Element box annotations

>> Begin

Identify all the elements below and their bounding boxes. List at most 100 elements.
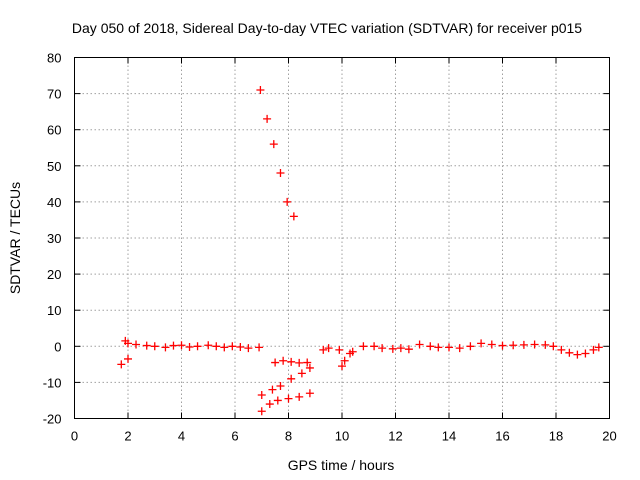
data-point [338, 362, 346, 371]
data-point [228, 342, 237, 351]
x-axis-label: GPS time / hours [288, 457, 395, 473]
data-point [565, 348, 574, 357]
data-point [455, 344, 464, 353]
data-point [132, 340, 141, 349]
data-point [287, 357, 296, 366]
y-tick-label: 70 [47, 87, 61, 102]
y-axis-label: SDTVAR / TECUs [7, 182, 23, 294]
data-point [185, 343, 194, 352]
data-point [487, 340, 496, 349]
data-point [388, 344, 397, 353]
data-point [244, 344, 253, 353]
data-point [204, 341, 213, 350]
data-point [319, 345, 328, 354]
y-tick-label: 30 [47, 231, 61, 246]
axis-ticks: 0 2 4 6 8 10 12 14 16 18 20 -20 -10 0 10 20 30 40 50 60 70 80 [43, 51, 617, 444]
data-point [426, 342, 435, 351]
y-tick-label: 10 [47, 303, 61, 318]
data-point [124, 354, 132, 363]
y-tick-label: 40 [47, 195, 61, 210]
data-point [279, 356, 288, 365]
data-point [589, 345, 598, 354]
data-point [287, 374, 296, 383]
data-point [509, 341, 518, 350]
data-point [177, 341, 186, 350]
x-tick-label: 6 [231, 429, 238, 444]
data-point [378, 344, 387, 353]
data-point [269, 140, 278, 149]
data-point [117, 360, 126, 369]
data-point [573, 350, 582, 359]
data-point [255, 343, 264, 352]
data-point [324, 344, 333, 353]
data-points [117, 85, 603, 416]
data-point [549, 342, 558, 351]
y-tick-label: 60 [47, 123, 61, 138]
data-point [434, 343, 443, 352]
data-point [265, 400, 274, 409]
data-point [335, 345, 344, 354]
data-point [404, 345, 413, 354]
data-point [305, 363, 314, 372]
data-point [594, 343, 603, 352]
data-point [256, 85, 265, 94]
data-point [557, 345, 566, 354]
data-point [284, 394, 293, 403]
data-point [295, 392, 304, 401]
y-tick-label: 20 [47, 267, 61, 282]
data-point [466, 342, 475, 351]
data-point [169, 341, 178, 350]
data-point [271, 358, 280, 367]
data-point [359, 342, 368, 351]
data-point [289, 212, 298, 221]
data-point [396, 344, 405, 353]
data-point [348, 347, 357, 356]
x-tick-label: 16 [495, 429, 509, 444]
data-point [257, 407, 266, 416]
data-point [220, 343, 229, 352]
data-point [445, 343, 453, 352]
data-point [303, 358, 312, 367]
data-point [415, 340, 424, 349]
data-point [268, 385, 277, 394]
data-point [142, 341, 151, 350]
data-point [236, 343, 245, 352]
x-tick-label: 4 [178, 429, 185, 444]
data-point [276, 169, 285, 178]
data-point [276, 382, 285, 391]
data-point [541, 340, 550, 349]
x-tick-label: 18 [549, 429, 563, 444]
data-point [150, 342, 159, 351]
data-point [263, 114, 272, 123]
data-point [340, 356, 349, 365]
x-tick-label: 2 [124, 429, 131, 444]
data-point [581, 349, 590, 358]
data-point [273, 396, 282, 405]
y-tick-label: 80 [47, 51, 61, 66]
x-tick-label: 12 [388, 429, 402, 444]
data-point [530, 340, 539, 349]
grid [74, 57, 610, 419]
data-point [297, 369, 306, 378]
data-point [283, 197, 292, 206]
y-tick-label: -20 [43, 412, 62, 427]
data-point [212, 342, 221, 351]
data-point [519, 340, 528, 349]
data-point [305, 389, 314, 398]
x-tick-label: 14 [442, 429, 456, 444]
data-point [257, 391, 266, 400]
data-point [193, 342, 202, 351]
y-tick-label: 50 [47, 159, 61, 174]
x-tick-label: 8 [285, 429, 292, 444]
data-point [477, 339, 486, 348]
data-point [295, 358, 304, 367]
data-point [124, 339, 132, 348]
x-tick-label: 10 [335, 429, 349, 444]
data-point [498, 341, 507, 350]
x-tick-label: 0 [71, 429, 78, 444]
data-point [161, 343, 170, 352]
data-point [370, 342, 379, 351]
y-tick-label: -10 [43, 375, 62, 390]
x-tick-label: 20 [602, 429, 616, 444]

>> End

● YOUR TASK:
Copy out the lines of the records above exactly as they stand, omitting the pictures.

● FULL OUTPUT:
Identify all the elements below and their bounding boxes. List at most 100 elements.
data-point [338, 362, 346, 371]
data-point [228, 342, 237, 351]
x-axis-label: GPS time / hours [288, 457, 395, 473]
data-point [565, 348, 574, 357]
data-point [455, 344, 464, 353]
data-point [132, 340, 141, 349]
data-point [287, 357, 296, 366]
y-tick-label: 70 [47, 87, 61, 102]
y-axis-label: SDTVAR / TECUs [7, 182, 23, 294]
data-point [185, 343, 194, 352]
data-point [487, 340, 496, 349]
data-point [388, 344, 397, 353]
data-point [244, 344, 253, 353]
data-point [204, 341, 213, 350]
data-point [319, 345, 328, 354]
y-tick-label: 30 [47, 231, 61, 246]
axis-ticks: 0 2 4 6 8 10 12 14 16 18 20 -20 -10 0 10 20 30 40 50 60 70 80 [43, 51, 617, 444]
data-point [426, 342, 435, 351]
y-tick-label: 10 [47, 303, 61, 318]
data-point [124, 354, 132, 363]
y-tick-label: 40 [47, 195, 61, 210]
data-point [279, 356, 288, 365]
data-point [589, 345, 598, 354]
data-point [287, 374, 296, 383]
data-point [509, 341, 518, 350]
data-point [177, 341, 186, 350]
x-tick-label: 6 [231, 429, 238, 444]
data-point [378, 344, 387, 353]
data-point [269, 140, 278, 149]
data-point [117, 360, 126, 369]
data-point [573, 350, 582, 359]
data-point [255, 343, 264, 352]
data-point [324, 344, 333, 353]
data-points [117, 85, 603, 416]
data-point [549, 342, 558, 351]
y-tick-label: 60 [47, 123, 61, 138]
data-point [434, 343, 443, 352]
data-point [265, 400, 274, 409]
data-point [335, 345, 344, 354]
data-point [404, 345, 413, 354]
data-point [305, 363, 314, 372]
data-point [594, 343, 603, 352]
data-point [256, 85, 265, 94]
data-point [557, 345, 566, 354]
data-point [284, 394, 293, 403]
data-point [295, 392, 304, 401]
y-tick-label: 20 [47, 267, 61, 282]
data-point [466, 342, 475, 351]
data-point [169, 341, 178, 350]
data-point [271, 358, 280, 367]
data-point [359, 342, 368, 351]
data-point [289, 212, 298, 221]
data-point [396, 344, 405, 353]
data-point [348, 347, 357, 356]
x-tick-label: 16 [495, 429, 509, 444]
data-point [257, 407, 266, 416]
data-point [220, 343, 229, 352]
data-point [445, 343, 453, 352]
data-point [303, 358, 312, 367]
data-point [415, 340, 424, 349]
data-point [268, 385, 277, 394]
data-point [142, 341, 151, 350]
data-point [236, 343, 245, 352]
x-tick-label: 4 [178, 429, 185, 444]
data-point [276, 169, 285, 178]
data-point [276, 382, 285, 391]
data-point [541, 340, 550, 349]
x-tick-label: 18 [549, 429, 563, 444]
data-point [150, 342, 159, 351]
data-point [263, 114, 272, 123]
data-point [340, 356, 349, 365]
x-tick-label: 2 [124, 429, 131, 444]
data-point [581, 349, 590, 358]
data-point [273, 396, 282, 405]
y-tick-label: 80 [47, 51, 61, 66]
x-tick-label: 12 [388, 429, 402, 444]
data-point [530, 340, 539, 349]
grid [74, 57, 610, 419]
data-point [297, 369, 306, 378]
data-point [283, 197, 292, 206]
y-tick-label: -20 [43, 412, 62, 427]
data-point [212, 342, 221, 351]
data-point [519, 340, 528, 349]
data-point [305, 389, 314, 398]
x-tick-label: 14 [442, 429, 456, 444]
data-point [257, 391, 266, 400]
data-point [193, 342, 202, 351]
y-tick-label: 50 [47, 159, 61, 174]
x-tick-label: 8 [285, 429, 292, 444]
data-point [477, 339, 486, 348]
data-point [295, 358, 304, 367]
data-point [124, 339, 132, 348]
x-tick-label: 10 [335, 429, 349, 444]
data-point [498, 341, 507, 350]
x-tick-label: 0 [71, 429, 78, 444]
data-point [161, 343, 170, 352]
data-point [370, 342, 379, 351]
y-tick-label: -10 [43, 375, 62, 390]
x-tick-label: 20 [602, 429, 616, 444]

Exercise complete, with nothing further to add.